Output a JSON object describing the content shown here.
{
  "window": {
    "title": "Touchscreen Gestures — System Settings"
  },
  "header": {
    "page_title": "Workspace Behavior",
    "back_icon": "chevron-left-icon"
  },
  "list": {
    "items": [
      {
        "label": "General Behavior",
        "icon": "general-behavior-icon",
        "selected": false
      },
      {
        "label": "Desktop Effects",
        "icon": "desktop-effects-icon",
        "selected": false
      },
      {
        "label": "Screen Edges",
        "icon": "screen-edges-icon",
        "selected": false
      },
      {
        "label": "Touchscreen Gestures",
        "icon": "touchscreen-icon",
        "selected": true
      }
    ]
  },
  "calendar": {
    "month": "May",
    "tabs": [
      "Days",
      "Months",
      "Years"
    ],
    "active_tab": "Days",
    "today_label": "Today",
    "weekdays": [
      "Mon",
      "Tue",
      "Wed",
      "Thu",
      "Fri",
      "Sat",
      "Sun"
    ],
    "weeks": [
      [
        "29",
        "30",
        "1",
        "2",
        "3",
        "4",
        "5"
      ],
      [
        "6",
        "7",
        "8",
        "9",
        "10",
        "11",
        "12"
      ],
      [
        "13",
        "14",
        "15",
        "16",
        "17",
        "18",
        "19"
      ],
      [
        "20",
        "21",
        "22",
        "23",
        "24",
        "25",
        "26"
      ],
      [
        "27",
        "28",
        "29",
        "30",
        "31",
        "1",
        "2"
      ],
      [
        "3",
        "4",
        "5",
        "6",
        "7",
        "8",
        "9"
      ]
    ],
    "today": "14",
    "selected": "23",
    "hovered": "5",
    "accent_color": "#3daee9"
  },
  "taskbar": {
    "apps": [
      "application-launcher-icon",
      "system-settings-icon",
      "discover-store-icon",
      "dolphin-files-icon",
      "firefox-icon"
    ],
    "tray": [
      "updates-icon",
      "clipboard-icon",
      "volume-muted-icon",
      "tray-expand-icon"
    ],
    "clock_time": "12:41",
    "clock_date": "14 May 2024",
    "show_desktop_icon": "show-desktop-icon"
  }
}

#### Written task
Quote each line of the data above exactly as written.

#### Answer
Output a JSON object describing the content shown here.
{
  "window": {
    "title": "Touchscreen Gestures — System Settings"
  },
  "header": {
    "page_title": "Workspace Behavior",
    "back_icon": "chevron-left-icon"
  },
  "list": {
    "items": [
      {
        "label": "General Behavior",
        "icon": "general-behavior-icon",
        "selected": false
      },
      {
        "label": "Desktop Effects",
        "icon": "desktop-effects-icon",
        "selected": false
      },
      {
        "label": "Screen Edges",
        "icon": "screen-edges-icon",
        "selected": false
      },
      {
        "label": "Touchscreen Gestures",
        "icon": "touchscreen-icon",
        "selected": true
      }
    ]
  },
  "calendar": {
    "month": "May",
    "tabs": [
      "Days",
      "Months",
      "Years"
    ],
    "active_tab": "Days",
    "today_label": "Today",
    "weekdays": [
      "Mon",
      "Tue",
      "Wed",
      "Thu",
      "Fri",
      "Sat",
      "Sun"
    ],
    "weeks": [
      [
        "29",
        "30",
        "1",
        "2",
        "3",
        "4",
        "5"
      ],
      [
        "6",
        "7",
        "8",
        "9",
        "10",
        "11",
        "12"
      ],
      [
        "13",
        "14",
        "15",
        "16",
        "17",
        "18",
        "19"
      ],
      [
        "20",
        "21",
        "22",
        "23",
        "24",
        "25",
        "26"
      ],
      [
        "27",
        "28",
        "29",
        "30",
        "31",
        "1",
        "2"
      ],
      [
        "3",
        "4",
        "5",
        "6",
        "7",
        "8",
        "9"
      ]
    ],
    "today": "14",
    "selected": "23",
    "hovered": "5",
    "accent_color": "#3daee9"
  },
  "taskbar": {
    "apps": [
      "application-launcher-icon",
      "system-settings-icon",
      "discover-store-icon",
      "dolphin-files-icon",
      "firefox-icon"
    ],
    "tray": [
      "updates-icon",
      "clipboard-icon",
      "volume-muted-icon",
      "tray-expand-icon"
    ],
    "clock_time": "12:41",
    "clock_date": "14 May 2024",
    "show_desktop_icon": "show-desktop-icon"
  }
}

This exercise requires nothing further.